**What is expected**
Transcribe the data that follows precisely, omitting nothing.

++++ Dataset extract ++++

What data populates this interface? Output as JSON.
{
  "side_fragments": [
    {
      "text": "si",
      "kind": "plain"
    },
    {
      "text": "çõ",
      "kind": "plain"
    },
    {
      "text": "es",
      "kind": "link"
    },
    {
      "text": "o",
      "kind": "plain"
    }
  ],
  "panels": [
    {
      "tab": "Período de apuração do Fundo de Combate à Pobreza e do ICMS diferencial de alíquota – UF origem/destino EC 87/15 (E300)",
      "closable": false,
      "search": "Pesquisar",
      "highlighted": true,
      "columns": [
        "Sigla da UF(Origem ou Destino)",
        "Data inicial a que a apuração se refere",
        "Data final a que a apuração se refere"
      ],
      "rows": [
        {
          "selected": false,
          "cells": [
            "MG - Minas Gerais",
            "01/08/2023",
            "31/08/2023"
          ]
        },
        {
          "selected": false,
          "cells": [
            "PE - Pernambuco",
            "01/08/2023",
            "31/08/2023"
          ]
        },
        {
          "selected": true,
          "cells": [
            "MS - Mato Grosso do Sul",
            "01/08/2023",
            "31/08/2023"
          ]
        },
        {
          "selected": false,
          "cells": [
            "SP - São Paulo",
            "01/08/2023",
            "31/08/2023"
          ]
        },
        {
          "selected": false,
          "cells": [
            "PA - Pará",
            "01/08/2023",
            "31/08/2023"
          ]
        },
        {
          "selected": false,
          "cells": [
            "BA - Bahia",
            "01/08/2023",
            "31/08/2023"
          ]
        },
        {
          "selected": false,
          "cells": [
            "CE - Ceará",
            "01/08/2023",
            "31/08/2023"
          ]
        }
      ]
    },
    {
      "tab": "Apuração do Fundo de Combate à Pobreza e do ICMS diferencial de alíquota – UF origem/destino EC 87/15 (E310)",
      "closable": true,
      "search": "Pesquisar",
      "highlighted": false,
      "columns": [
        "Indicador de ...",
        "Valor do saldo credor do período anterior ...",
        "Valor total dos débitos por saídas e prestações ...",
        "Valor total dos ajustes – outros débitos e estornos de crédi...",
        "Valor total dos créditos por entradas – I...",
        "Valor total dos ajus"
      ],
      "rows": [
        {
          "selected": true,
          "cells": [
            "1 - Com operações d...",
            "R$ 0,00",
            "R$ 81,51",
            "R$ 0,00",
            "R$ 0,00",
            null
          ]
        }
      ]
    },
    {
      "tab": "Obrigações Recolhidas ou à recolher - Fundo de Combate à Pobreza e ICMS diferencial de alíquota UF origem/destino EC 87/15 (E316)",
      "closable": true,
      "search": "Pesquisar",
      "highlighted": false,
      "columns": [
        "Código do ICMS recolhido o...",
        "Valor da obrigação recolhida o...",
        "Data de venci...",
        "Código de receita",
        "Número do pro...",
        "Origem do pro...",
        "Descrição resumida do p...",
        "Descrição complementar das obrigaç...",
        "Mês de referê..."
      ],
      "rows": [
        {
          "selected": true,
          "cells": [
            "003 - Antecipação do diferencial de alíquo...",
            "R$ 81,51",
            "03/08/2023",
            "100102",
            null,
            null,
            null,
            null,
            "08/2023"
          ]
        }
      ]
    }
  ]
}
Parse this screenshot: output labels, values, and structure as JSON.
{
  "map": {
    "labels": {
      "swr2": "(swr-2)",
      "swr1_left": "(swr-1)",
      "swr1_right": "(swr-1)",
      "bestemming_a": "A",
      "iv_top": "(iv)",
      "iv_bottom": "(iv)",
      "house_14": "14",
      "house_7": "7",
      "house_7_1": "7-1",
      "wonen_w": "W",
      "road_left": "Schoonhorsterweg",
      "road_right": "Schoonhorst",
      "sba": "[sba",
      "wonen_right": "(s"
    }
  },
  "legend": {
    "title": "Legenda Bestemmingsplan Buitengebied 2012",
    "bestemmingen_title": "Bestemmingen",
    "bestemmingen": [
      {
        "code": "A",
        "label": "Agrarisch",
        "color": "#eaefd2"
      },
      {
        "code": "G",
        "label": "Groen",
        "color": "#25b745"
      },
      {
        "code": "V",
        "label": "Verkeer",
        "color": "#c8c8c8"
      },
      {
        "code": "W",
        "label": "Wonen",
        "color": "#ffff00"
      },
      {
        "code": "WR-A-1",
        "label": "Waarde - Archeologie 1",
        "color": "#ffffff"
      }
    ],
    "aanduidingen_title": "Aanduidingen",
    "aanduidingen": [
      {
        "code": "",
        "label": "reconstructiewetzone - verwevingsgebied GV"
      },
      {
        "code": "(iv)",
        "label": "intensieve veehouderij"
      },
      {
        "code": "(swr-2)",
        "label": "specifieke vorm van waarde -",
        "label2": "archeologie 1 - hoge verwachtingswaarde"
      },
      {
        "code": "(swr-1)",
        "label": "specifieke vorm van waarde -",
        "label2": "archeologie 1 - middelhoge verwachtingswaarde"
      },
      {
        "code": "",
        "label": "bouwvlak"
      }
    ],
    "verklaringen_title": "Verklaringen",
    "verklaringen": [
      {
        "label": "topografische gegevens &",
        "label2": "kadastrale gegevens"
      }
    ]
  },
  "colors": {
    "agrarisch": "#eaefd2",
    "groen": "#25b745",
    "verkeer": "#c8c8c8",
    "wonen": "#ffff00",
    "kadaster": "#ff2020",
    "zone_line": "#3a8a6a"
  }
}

++++

**Final result**
What data populates this interface? Output as JSON.
{
  "side_fragments": [
    {
      "text": "si",
      "kind": "plain"
    },
    {
      "text": "çõ",
      "kind": "plain"
    },
    {
      "text": "es",
      "kind": "link"
    },
    {
      "text": "o",
      "kind": "plain"
    }
  ],
  "panels": [
    {
      "tab": "Período de apuração do Fundo de Combate à Pobreza e do ICMS diferencial de alíquota – UF origem/destino EC 87/15 (E300)",
      "closable": false,
      "search": "Pesquisar",
      "highlighted": true,
      "columns": [
        "Sigla da UF(Origem ou Destino)",
        "Data inicial a que a apuração se refere",
        "Data final a que a apuração se refere"
      ],
      "rows": [
        {
          "selected": false,
          "cells": [
            "MG - Minas Gerais",
            "01/08/2023",
            "31/08/2023"
          ]
        },
        {
          "selected": false,
          "cells": [
            "PE - Pernambuco",
            "01/08/2023",
            "31/08/2023"
          ]
        },
        {
          "selected": true,
          "cells": [
            "MS - Mato Grosso do Sul",
            "01/08/2023",
            "31/08/2023"
          ]
        },
        {
          "selected": false,
          "cells": [
            "SP - São Paulo",
            "01/08/2023",
            "31/08/2023"
          ]
        },
        {
          "selected": false,
          "cells": [
            "PA - Pará",
            "01/08/2023",
            "31/08/2023"
          ]
        },
        {
          "selected": false,
          "cells": [
            "BA - Bahia",
            "01/08/2023",
            "31/08/2023"
          ]
        },
        {
          "selected": false,
          "cells": [
            "CE - Ceará",
            "01/08/2023",
            "31/08/2023"
          ]
        }
      ]
    },
    {
      "tab": "Apuração do Fundo de Combate à Pobreza e do ICMS diferencial de alíquota – UF origem/destino EC 87/15 (E310)",
      "closable": true,
      "search": "Pesquisar",
      "highlighted": false,
      "columns": [
        "Indicador de ...",
        "Valor do saldo credor do período anterior ...",
        "Valor total dos débitos por saídas e prestações ...",
        "Valor total dos ajustes – outros débitos e estornos de crédi...",
        "Valor total dos créditos por entradas – I...",
        "Valor total dos ajus"
      ],
      "rows": [
        {
          "selected": true,
          "cells": [
            "1 - Com operações d...",
            "R$ 0,00",
            "R$ 81,51",
            "R$ 0,00",
            "R$ 0,00",
            null
          ]
        }
      ]
    },
    {
      "tab": "Obrigações Recolhidas ou à recolher - Fundo de Combate à Pobreza e ICMS diferencial de alíquota UF origem/destino EC 87/15 (E316)",
      "closable": true,
      "search": "Pesquisar",
      "highlighted": false,
      "columns": [
        "Código do ICMS recolhido o...",
        "Valor da obrigação recolhida o...",
        "Data de venci...",
        "Código de receita",
        "Número do pro...",
        "Origem do pro...",
        "Descrição resumida do p...",
        "Descrição complementar das obrigaç...",
        "Mês de referê..."
      ],
      "rows": [
        {
          "selected": true,
          "cells": [
            "003 - Antecipação do diferencial de alíquo...",
            "R$ 81,51",
            "03/08/2023",
            "100102",
            null,
            null,
            null,
            null,
            "08/2023"
          ]
        }
      ]
    }
  ]
}
Parse this screenshot: output labels, values, and structure as JSON.
{
  "map": {
    "labels": {
      "swr2": "(swr-2)",
      "swr1_left": "(swr-1)",
      "swr1_right": "(swr-1)",
      "bestemming_a": "A",
      "iv_top": "(iv)",
      "iv_bottom": "(iv)",
      "house_14": "14",
      "house_7": "7",
      "house_7_1": "7-1",
      "wonen_w": "W",
      "road_left": "Schoonhorsterweg",
      "road_right": "Schoonhorst",
      "sba": "[sba",
      "wonen_right": "(s"
    }
  },
  "legend": {
    "title": "Legenda Bestemmingsplan Buitengebied 2012",
    "bestemmingen_title": "Bestemmingen",
    "bestemmingen": [
      {
        "code": "A",
        "label": "Agrarisch",
        "color": "#eaefd2"
      },
      {
        "code": "G",
        "label": "Groen",
        "color": "#25b745"
      },
      {
        "code": "V",
        "label": "Verkeer",
        "color": "#c8c8c8"
      },
      {
        "code": "W",
        "label": "Wonen",
        "color": "#ffff00"
      },
      {
        "code": "WR-A-1",
        "label": "Waarde - Archeologie 1",
        "color": "#ffffff"
      }
    ],
    "aanduidingen_title": "Aanduidingen",
    "aanduidingen": [
      {
        "code": "",
        "label": "reconstructiewetzone - verwevingsgebied GV"
      },
      {
        "code": "(iv)",
        "label": "intensieve veehouderij"
      },
      {
        "code": "(swr-2)",
        "label": "specifieke vorm van waarde -",
        "label2": "archeologie 1 - hoge verwachtingswaarde"
      },
      {
        "code": "(swr-1)",
        "label": "specifieke vorm van waarde -",
        "label2": "archeologie 1 - middelhoge verwachtingswaarde"
      },
      {
        "code": "",
        "label": "bouwvlak"
      }
    ],
    "verklaringen_title": "Verklaringen",
    "verklaringen": [
      {
        "label": "topografische gegevens &",
        "label2": "kadastrale gegevens"
      }
    ]
  },
  "colors": {
    "agrarisch": "#eaefd2",
    "groen": "#25b745",
    "verkeer": "#c8c8c8",
    "wonen": "#ffff00",
    "kadaster": "#ff2020",
    "zone_line": "#3a8a6a"
  }
}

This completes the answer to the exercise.